PROMPT ->
In the records below, find the line containing "Decode this image" and repeat it and every line after it exactly, without pictures.

◆ ◆ ◆ ◆ ◆ ◆ ◆

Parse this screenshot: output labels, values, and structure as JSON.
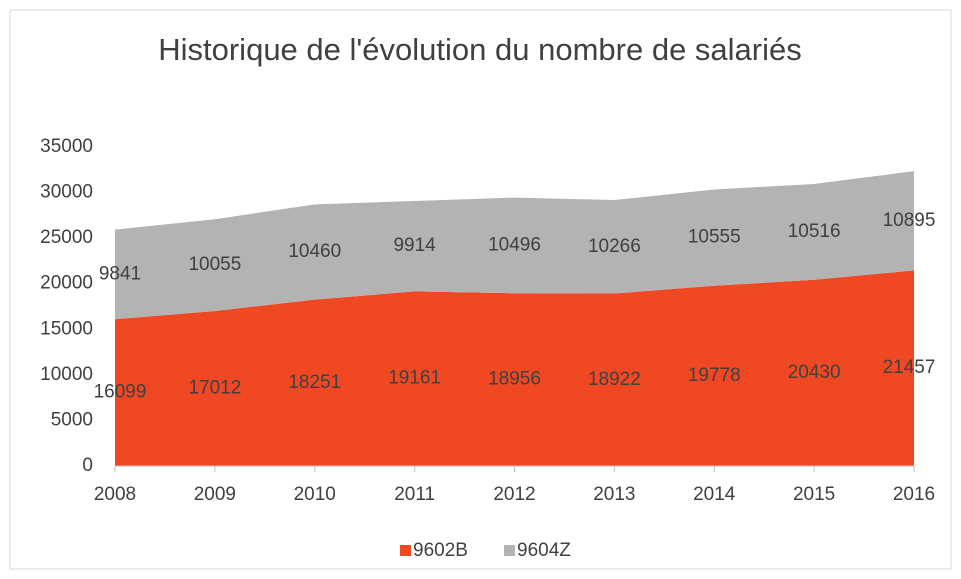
{
  "chart_data": {
    "type": "area",
    "stacked": true,
    "title": "Historique de l'évolution du nombre de salariés",
    "categories": [
      "2008",
      "2009",
      "2010",
      "2011",
      "2012",
      "2013",
      "2014",
      "2015",
      "2016"
    ],
    "series": [
      {
        "name": "9602B",
        "color": "#ef4823",
        "values": [
          16099,
          17012,
          18251,
          19161,
          18956,
          18922,
          19778,
          20430,
          21457
        ]
      },
      {
        "name": "9604Z",
        "color": "#b3b3b3",
        "values": [
          9841,
          10055,
          10460,
          9914,
          10496,
          10266,
          10555,
          10516,
          10895
        ]
      }
    ],
    "ylim": [
      0,
      35000
    ],
    "yticks": [
      0,
      5000,
      10000,
      15000,
      20000,
      25000,
      30000,
      35000
    ],
    "grid": false,
    "legend": "bottom"
  }
}
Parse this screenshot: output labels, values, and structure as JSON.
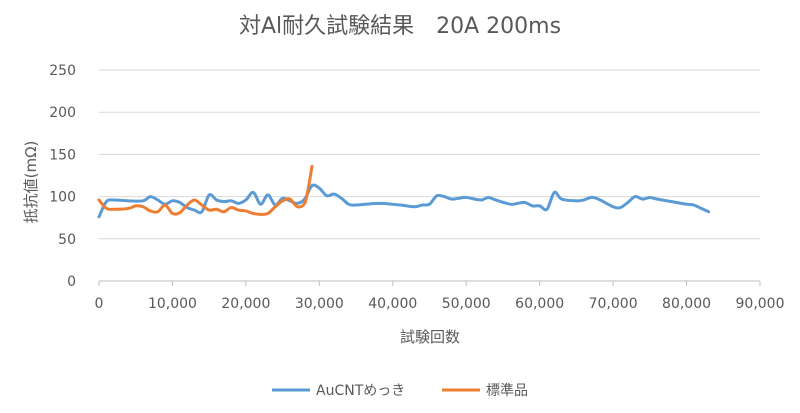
{
  "chart_data": {
    "type": "line",
    "title": "対Al耐久試験結果　20A 200ms",
    "xlabel": "試験回数",
    "ylabel": "抵抗値(mΩ)",
    "xlim": [
      0,
      90000
    ],
    "ylim": [
      0,
      250
    ],
    "x_ticks": [
      0,
      10000,
      20000,
      30000,
      40000,
      50000,
      60000,
      70000,
      80000,
      90000
    ],
    "x_tick_labels": [
      "0",
      "10,000",
      "20,000",
      "30,000",
      "40,000",
      "50,000",
      "60,000",
      "70,000",
      "80,000",
      "90,000"
    ],
    "y_ticks": [
      0,
      50,
      100,
      150,
      200,
      250
    ],
    "y_tick_labels": [
      "0",
      "50",
      "100",
      "150",
      "200",
      "250"
    ],
    "grid": "horizontal",
    "legend_position": "bottom",
    "series": [
      {
        "name": "AuCNTめっき",
        "color": "#5b9bd5",
        "x": [
          0,
          1000,
          2000,
          4000,
          6000,
          7000,
          8000,
          9000,
          10000,
          11000,
          12000,
          13000,
          14000,
          15000,
          16000,
          17000,
          18000,
          19000,
          20000,
          21000,
          22000,
          23000,
          24000,
          25000,
          26000,
          27000,
          28000,
          29000,
          30000,
          31000,
          32000,
          33000,
          34000,
          35000,
          38000,
          41000,
          43000,
          44000,
          45000,
          46000,
          47000,
          48000,
          49000,
          50000,
          52000,
          53000,
          54000,
          56000,
          57000,
          58000,
          59000,
          60000,
          61000,
          62000,
          63000,
          65000,
          66000,
          67000,
          68000,
          70000,
          71000,
          72000,
          73000,
          74000,
          75000,
          76000,
          78000,
          80000,
          81000,
          82000,
          83000
        ],
        "y": [
          76,
          94,
          96,
          95,
          95,
          100,
          96,
          91,
          95,
          93,
          87,
          84,
          82,
          102,
          96,
          94,
          95,
          92,
          96,
          105,
          91,
          102,
          90,
          98,
          95,
          92,
          97,
          113,
          110,
          101,
          103,
          98,
          91,
          90,
          92,
          90,
          88,
          90,
          91,
          101,
          100,
          97,
          98,
          99,
          96,
          99,
          96,
          91,
          92,
          93,
          89,
          89,
          85,
          105,
          97,
          95,
          96,
          99,
          97,
          88,
          87,
          93,
          100,
          97,
          99,
          97,
          94,
          91,
          90,
          86,
          82
        ]
      },
      {
        "name": "標準品",
        "color": "#ed7d31",
        "x": [
          0,
          1000,
          2000,
          4000,
          5000,
          6000,
          7000,
          8000,
          9000,
          10000,
          11000,
          12000,
          13000,
          14000,
          15000,
          16000,
          17000,
          18000,
          19000,
          20000,
          21000,
          22000,
          23000,
          24000,
          25000,
          26000,
          27000,
          28000,
          28500,
          29000
        ],
        "y": [
          96,
          86,
          85,
          86,
          89,
          88,
          83,
          82,
          90,
          80,
          81,
          90,
          96,
          90,
          84,
          85,
          82,
          87,
          84,
          83,
          80,
          79,
          80,
          88,
          95,
          97,
          88,
          92,
          110,
          136
        ]
      }
    ]
  }
}
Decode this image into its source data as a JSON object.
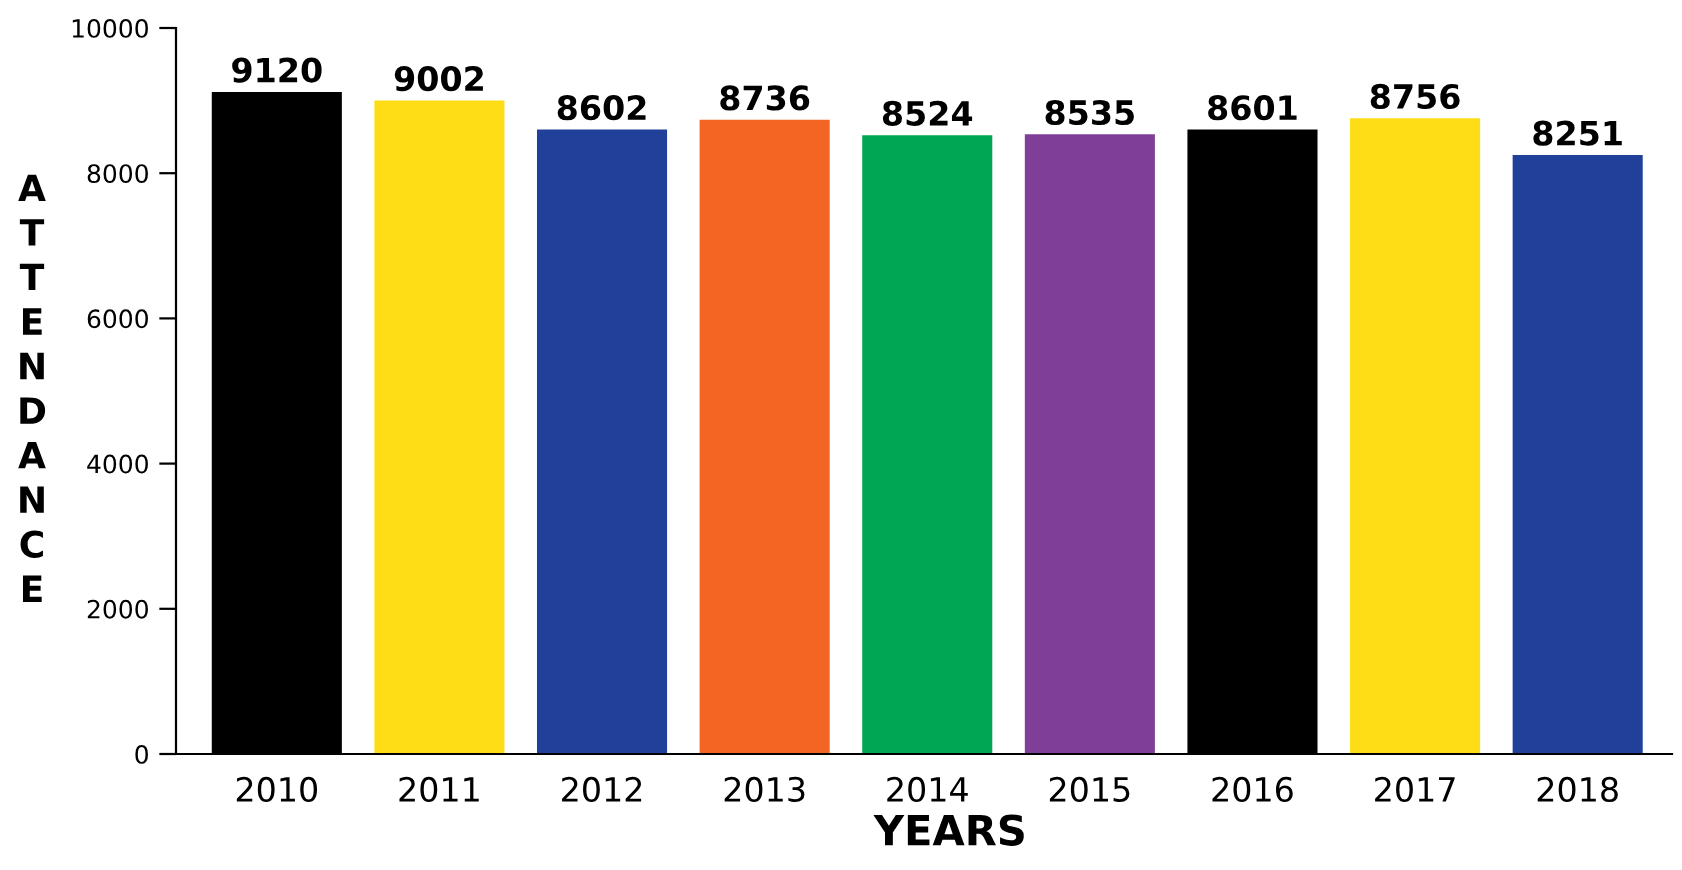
{
  "chart_data": {
    "type": "bar",
    "xlabel": "YEARS",
    "ylabel": "ATTENDANCE",
    "categories": [
      "2010",
      "2011",
      "2012",
      "2013",
      "2014",
      "2015",
      "2016",
      "2017",
      "2018"
    ],
    "values": [
      9120,
      9002,
      8602,
      8736,
      8524,
      8535,
      8601,
      8756,
      8251
    ],
    "colors": [
      "#000000",
      "#fedd17",
      "#21409a",
      "#f26522",
      "#00a651",
      "#7f3f98",
      "#000000",
      "#fedd17",
      "#21409a"
    ],
    "ylim": [
      0,
      10000
    ],
    "yticks": [
      0,
      2000,
      4000,
      6000,
      8000,
      10000
    ],
    "grid": false,
    "data_labels": true
  }
}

◆ ◆ ◆ ◆ ◆ ◆ ◆

OUTPUT FOR THIS TASK ->
Decode this image into its source data as a JSON object.
{
  "chart_data": {
    "type": "bar",
    "xlabel": "YEARS",
    "ylabel": "ATTENDANCE",
    "categories": [
      "2010",
      "2011",
      "2012",
      "2013",
      "2014",
      "2015",
      "2016",
      "2017",
      "2018"
    ],
    "values": [
      9120,
      9002,
      8602,
      8736,
      8524,
      8535,
      8601,
      8756,
      8251
    ],
    "colors": [
      "#000000",
      "#fedd17",
      "#21409a",
      "#f26522",
      "#00a651",
      "#7f3f98",
      "#000000",
      "#fedd17",
      "#21409a"
    ],
    "ylim": [
      0,
      10000
    ],
    "yticks": [
      0,
      2000,
      4000,
      6000,
      8000,
      10000
    ],
    "grid": false,
    "data_labels": true
  }
}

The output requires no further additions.